AIM OF THE TASK => Find each line containing the string "Repositories" and return it.

————

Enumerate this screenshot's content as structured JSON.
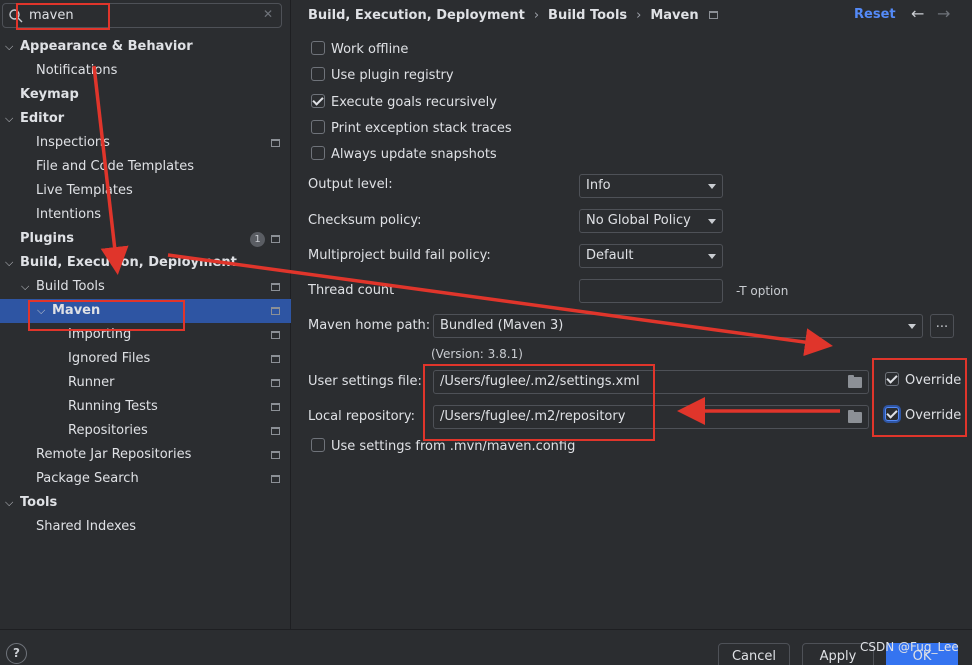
{
  "search": {
    "value": "maven"
  },
  "sidebar": {
    "items": [
      {
        "label": "Appearance & Behavior",
        "bold": true,
        "expanded": true
      },
      {
        "label": "Notifications"
      },
      {
        "label": "Keymap",
        "bold": true
      },
      {
        "label": "Editor",
        "bold": true,
        "expanded": true
      },
      {
        "label": "Inspections",
        "project_icon": true
      },
      {
        "label": "File and Code Templates"
      },
      {
        "label": "Live Templates"
      },
      {
        "label": "Intentions"
      },
      {
        "label": "Plugins",
        "bold": true,
        "badge": "1",
        "project_icon": true
      },
      {
        "label": "Build, Execution, Deployment",
        "bold": true,
        "expanded": true
      },
      {
        "label": "Build Tools",
        "expanded": true,
        "project_icon": true
      },
      {
        "label": "Maven",
        "bold": true,
        "expanded": true,
        "selected": true,
        "project_icon": true
      },
      {
        "label": "Importing",
        "project_icon": true
      },
      {
        "label": "Ignored Files",
        "project_icon": true
      },
      {
        "label": "Runner",
        "project_icon": true
      },
      {
        "label": "Running Tests",
        "project_icon": true
      },
      {
        "label": "Repositories",
        "project_icon": true
      },
      {
        "label": "Remote Jar Repositories",
        "project_icon": true
      },
      {
        "label": "Package Search",
        "project_icon": true
      },
      {
        "label": "Tools",
        "bold": true,
        "expanded": true
      },
      {
        "label": "Shared Indexes"
      }
    ]
  },
  "header": {
    "breadcrumb": [
      "Build, Execution, Deployment",
      "Build Tools",
      "Maven"
    ],
    "reset_label": "Reset"
  },
  "options": {
    "work_offline": {
      "label": "Work offline",
      "checked": false
    },
    "use_plugin_registry": {
      "label": "Use plugin registry",
      "checked": false
    },
    "execute_goals_recursively": {
      "label": "Execute goals recursively",
      "checked": true
    },
    "print_exception_stack_traces": {
      "label": "Print exception stack traces",
      "checked": false
    },
    "always_update_snapshots": {
      "label": "Always update snapshots",
      "checked": false
    },
    "use_mvn_settings": {
      "label": "Use settings from .mvn/maven.config",
      "checked": false
    }
  },
  "fields": {
    "output_level": {
      "label": "Output level:",
      "value": "Info"
    },
    "checksum_policy": {
      "label": "Checksum policy:",
      "value": "No Global Policy"
    },
    "multiproject_fail_policy": {
      "label": "Multiproject build fail policy:",
      "value": "Default"
    },
    "thread_count": {
      "label": "Thread count",
      "value": "",
      "hint": "-T option"
    },
    "maven_home": {
      "label": "Maven home path:",
      "value": "Bundled (Maven 3)",
      "version": "(Version: 3.8.1)",
      "browse": "..."
    },
    "user_settings": {
      "label": "User settings file:",
      "value": "/Users/fuglee/.m2/settings.xml",
      "override_label": "Override",
      "override_checked": true
    },
    "local_repository": {
      "label": "Local repository:",
      "value": "/Users/fuglee/.m2/repository",
      "override_label": "Override",
      "override_checked": true
    }
  },
  "footer": {
    "help": "?",
    "cancel": "Cancel",
    "apply": "Apply",
    "ok": "OK"
  },
  "watermark": "CSDN @Fug_Lee",
  "colors": {
    "background": "#2b2d30",
    "selection": "#2e55a3",
    "accent_link": "#548af7",
    "annotation_red": "#e0352b",
    "primary_button": "#3574f0"
  }
}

————

ANSWER TO THIS TASK =>
        "label": "Repositories",
        "label": "Remote Jar Repositories",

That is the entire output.